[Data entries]

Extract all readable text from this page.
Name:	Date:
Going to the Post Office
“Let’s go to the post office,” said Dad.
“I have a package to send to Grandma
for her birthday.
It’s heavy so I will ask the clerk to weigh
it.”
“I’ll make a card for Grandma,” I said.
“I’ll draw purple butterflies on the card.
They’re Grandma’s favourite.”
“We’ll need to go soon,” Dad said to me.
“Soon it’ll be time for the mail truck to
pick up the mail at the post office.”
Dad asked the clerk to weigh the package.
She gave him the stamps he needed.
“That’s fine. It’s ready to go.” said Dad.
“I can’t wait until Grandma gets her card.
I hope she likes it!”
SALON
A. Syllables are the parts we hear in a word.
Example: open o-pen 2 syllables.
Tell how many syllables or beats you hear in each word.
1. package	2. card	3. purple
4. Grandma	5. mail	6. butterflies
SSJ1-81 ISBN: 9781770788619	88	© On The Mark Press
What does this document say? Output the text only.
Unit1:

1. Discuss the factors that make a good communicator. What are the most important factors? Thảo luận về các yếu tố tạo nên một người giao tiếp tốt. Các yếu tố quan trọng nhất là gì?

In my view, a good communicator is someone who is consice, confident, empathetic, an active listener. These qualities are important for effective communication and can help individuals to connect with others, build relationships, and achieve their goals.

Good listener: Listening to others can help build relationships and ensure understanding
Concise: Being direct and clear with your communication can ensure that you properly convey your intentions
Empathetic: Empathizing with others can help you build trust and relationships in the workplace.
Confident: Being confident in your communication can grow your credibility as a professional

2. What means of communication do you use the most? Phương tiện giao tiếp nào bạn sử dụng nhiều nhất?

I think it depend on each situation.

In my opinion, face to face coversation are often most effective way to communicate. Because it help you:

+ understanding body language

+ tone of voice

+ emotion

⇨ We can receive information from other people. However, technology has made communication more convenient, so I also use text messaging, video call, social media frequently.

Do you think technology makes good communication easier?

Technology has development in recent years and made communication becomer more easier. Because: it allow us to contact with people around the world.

**Exercise instructions**
Copy out the whole listing, exactly as written.

**Exercise result**
Extract all readable text from this page.
Name:	Date:
Going to the Post Office
“Let’s go to the post office,” said Dad.
“I have a package to send to Grandma
for her birthday.
It’s heavy so I will ask the clerk to weigh
it.”
“I’ll make a card for Grandma,” I said.
“I’ll draw purple butterflies on the card.
They’re Grandma’s favourite.”
“We’ll need to go soon,” Dad said to me.
“Soon it’ll be time for the mail truck to
pick up the mail at the post office.”
Dad asked the clerk to weigh the package.
She gave him the stamps he needed.
“That’s fine. It’s ready to go.” said Dad.
“I can’t wait until Grandma gets her card.
I hope she likes it!”
SALON
A. Syllables are the parts we hear in a word.
Example: open o-pen 2 syllables.
Tell how many syllables or beats you hear in each word.
1. package	2. card	3. purple
4. Grandma	5. mail	6. butterflies
SSJ1-81 ISBN: 9781770788619	88	© On The Mark Press
What does this document say? Output the text only.
Unit1:

1. Discuss the factors that make a good communicator. What are the most important factors? Thảo luận về các yếu tố tạo nên một người giao tiếp tốt. Các yếu tố quan trọng nhất là gì?

In my view, a good communicator is someone who is consice, confident, empathetic, an active listener. These qualities are important for effective communication and can help individuals to connect with others, build relationships, and achieve their goals.

Good listener: Listening to others can help build relationships and ensure understanding
Concise: Being direct and clear with your communication can ensure that you properly convey your intentions
Empathetic: Empathizing with others can help you build trust and relationships in the workplace.
Confident: Being confident in your communication can grow your credibility as a professional

2. What means of communication do you use the most? Phương tiện giao tiếp nào bạn sử dụng nhiều nhất?

I think it depend on each situation.

In my opinion, face to face coversation are often most effective way to communicate. Because it help you:

+ understanding body language

+ tone of voice

+ emotion

⇨ We can receive information from other people. However, technology has made communication more convenient, so I also use text messaging, video call, social media frequently.

Do you think technology makes good communication easier?

Technology has development in recent years and made communication becomer more easier. Because: it allow us to contact with people around the world.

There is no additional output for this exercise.